Your copy of the material must match it exactly, except that pictures are dropped.

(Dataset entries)
------------------------

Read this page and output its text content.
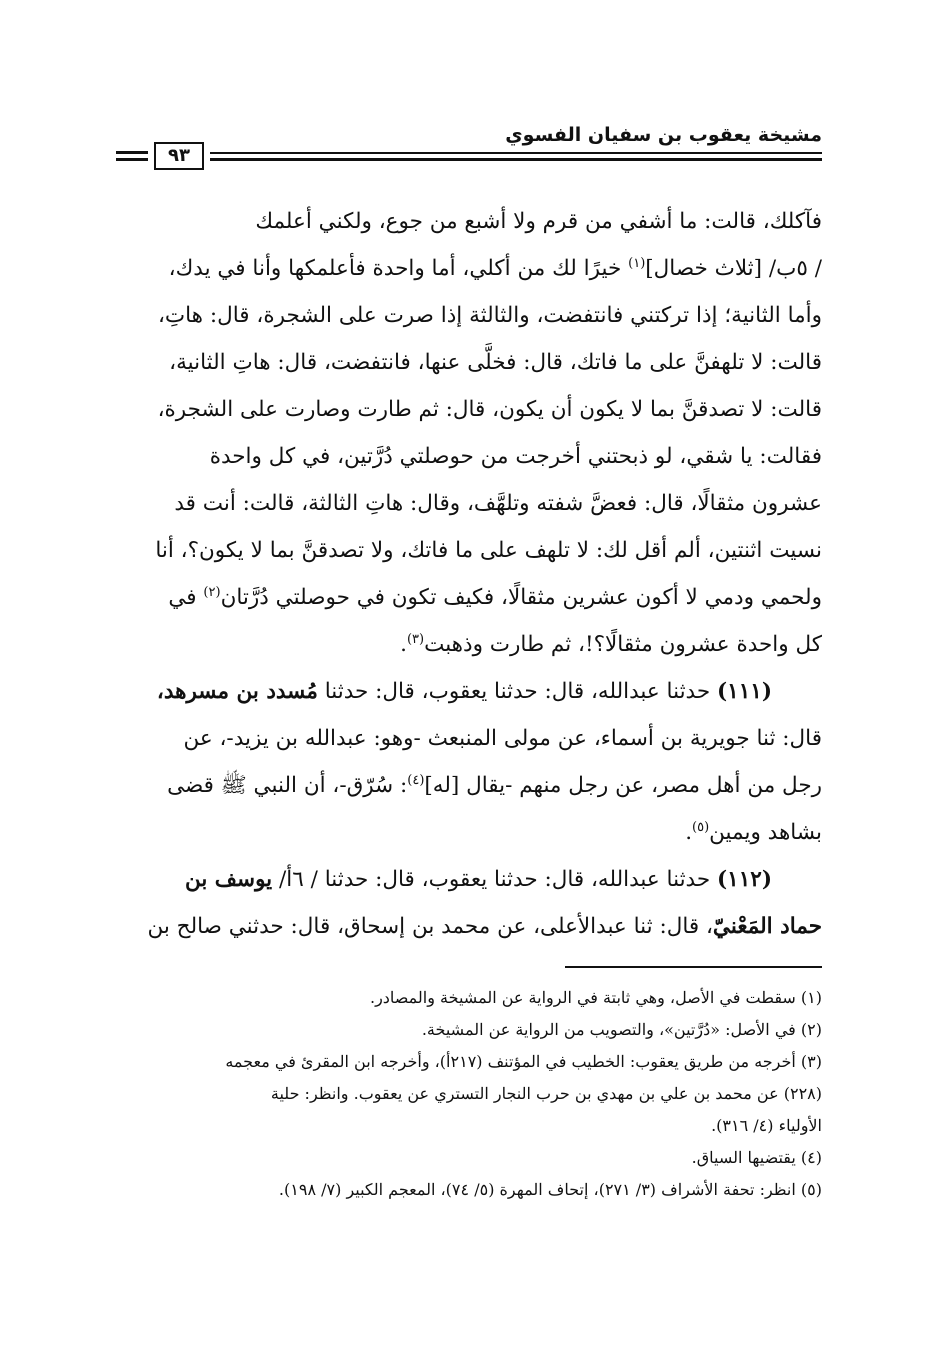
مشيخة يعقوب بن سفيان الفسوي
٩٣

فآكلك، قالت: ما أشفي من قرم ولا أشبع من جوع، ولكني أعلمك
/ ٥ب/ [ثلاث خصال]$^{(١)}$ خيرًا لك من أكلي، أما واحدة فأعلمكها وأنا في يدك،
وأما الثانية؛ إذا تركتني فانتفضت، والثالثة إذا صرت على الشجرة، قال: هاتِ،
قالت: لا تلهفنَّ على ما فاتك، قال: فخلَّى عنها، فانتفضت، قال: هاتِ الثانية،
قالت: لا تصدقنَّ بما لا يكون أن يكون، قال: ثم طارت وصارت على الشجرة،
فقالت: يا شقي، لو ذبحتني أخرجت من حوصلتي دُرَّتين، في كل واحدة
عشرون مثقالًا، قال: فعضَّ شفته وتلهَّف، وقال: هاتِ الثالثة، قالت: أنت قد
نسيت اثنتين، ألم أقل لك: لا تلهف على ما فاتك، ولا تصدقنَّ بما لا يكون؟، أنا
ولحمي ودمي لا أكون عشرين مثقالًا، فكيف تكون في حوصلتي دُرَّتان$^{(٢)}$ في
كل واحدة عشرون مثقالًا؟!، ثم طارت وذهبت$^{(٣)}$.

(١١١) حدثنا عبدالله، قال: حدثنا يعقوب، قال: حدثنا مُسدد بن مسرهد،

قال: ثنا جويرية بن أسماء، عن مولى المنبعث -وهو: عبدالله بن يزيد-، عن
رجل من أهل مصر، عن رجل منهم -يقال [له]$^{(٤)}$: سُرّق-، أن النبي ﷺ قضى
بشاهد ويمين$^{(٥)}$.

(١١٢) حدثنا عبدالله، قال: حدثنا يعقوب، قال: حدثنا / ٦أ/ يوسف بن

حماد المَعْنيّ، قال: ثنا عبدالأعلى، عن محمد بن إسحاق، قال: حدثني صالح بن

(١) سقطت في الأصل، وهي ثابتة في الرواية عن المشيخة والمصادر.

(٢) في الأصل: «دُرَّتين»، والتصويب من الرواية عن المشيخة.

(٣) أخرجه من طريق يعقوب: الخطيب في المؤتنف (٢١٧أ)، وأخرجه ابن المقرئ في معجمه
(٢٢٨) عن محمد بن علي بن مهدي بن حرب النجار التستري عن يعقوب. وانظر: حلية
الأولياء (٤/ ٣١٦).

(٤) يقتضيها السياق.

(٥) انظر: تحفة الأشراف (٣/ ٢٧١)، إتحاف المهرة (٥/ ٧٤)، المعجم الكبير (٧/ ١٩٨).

------------------------

[The result]
Read this page and output its text content.
مشيخة يعقوب بن سفيان الفسوي
٩٣

فآكلك، قالت: ما أشفي من قرم ولا أشبع من جوع، ولكني أعلمك
/ ٥ب/ [ثلاث خصال]$^{(١)}$ خيرًا لك من أكلي، أما واحدة فأعلمكها وأنا في يدك،
وأما الثانية؛ إذا تركتني فانتفضت، والثالثة إذا صرت على الشجرة، قال: هاتِ،
قالت: لا تلهفنَّ على ما فاتك، قال: فخلَّى عنها، فانتفضت، قال: هاتِ الثانية،
قالت: لا تصدقنَّ بما لا يكون أن يكون، قال: ثم طارت وصارت على الشجرة،
فقالت: يا شقي، لو ذبحتني أخرجت من حوصلتي دُرَّتين، في كل واحدة
عشرون مثقالًا، قال: فعضَّ شفته وتلهَّف، وقال: هاتِ الثالثة، قالت: أنت قد
نسيت اثنتين، ألم أقل لك: لا تلهف على ما فاتك، ولا تصدقنَّ بما لا يكون؟، أنا
ولحمي ودمي لا أكون عشرين مثقالًا، فكيف تكون في حوصلتي دُرَّتان$^{(٢)}$ في
كل واحدة عشرون مثقالًا؟!، ثم طارت وذهبت$^{(٣)}$.

(١١١) حدثنا عبدالله، قال: حدثنا يعقوب، قال: حدثنا مُسدد بن مسرهد،

قال: ثنا جويرية بن أسماء، عن مولى المنبعث -وهو: عبدالله بن يزيد-، عن
رجل من أهل مصر، عن رجل منهم -يقال [له]$^{(٤)}$: سُرّق-، أن النبي ﷺ قضى
بشاهد ويمين$^{(٥)}$.

(١١٢) حدثنا عبدالله، قال: حدثنا يعقوب، قال: حدثنا / ٦أ/ يوسف بن

حماد المَعْنيّ، قال: ثنا عبدالأعلى، عن محمد بن إسحاق، قال: حدثني صالح بن

(١) سقطت في الأصل، وهي ثابتة في الرواية عن المشيخة والمصادر.

(٢) في الأصل: «دُرَّتين»، والتصويب من الرواية عن المشيخة.

(٣) أخرجه من طريق يعقوب: الخطيب في المؤتنف (٢١٧أ)، وأخرجه ابن المقرئ في معجمه
(٢٢٨) عن محمد بن علي بن مهدي بن حرب النجار التستري عن يعقوب. وانظر: حلية
الأولياء (٤/ ٣١٦).

(٤) يقتضيها السياق.

(٥) انظر: تحفة الأشراف (٣/ ٢٧١)، إتحاف المهرة (٥/ ٧٤)، المعجم الكبير (٧/ ١٩٨).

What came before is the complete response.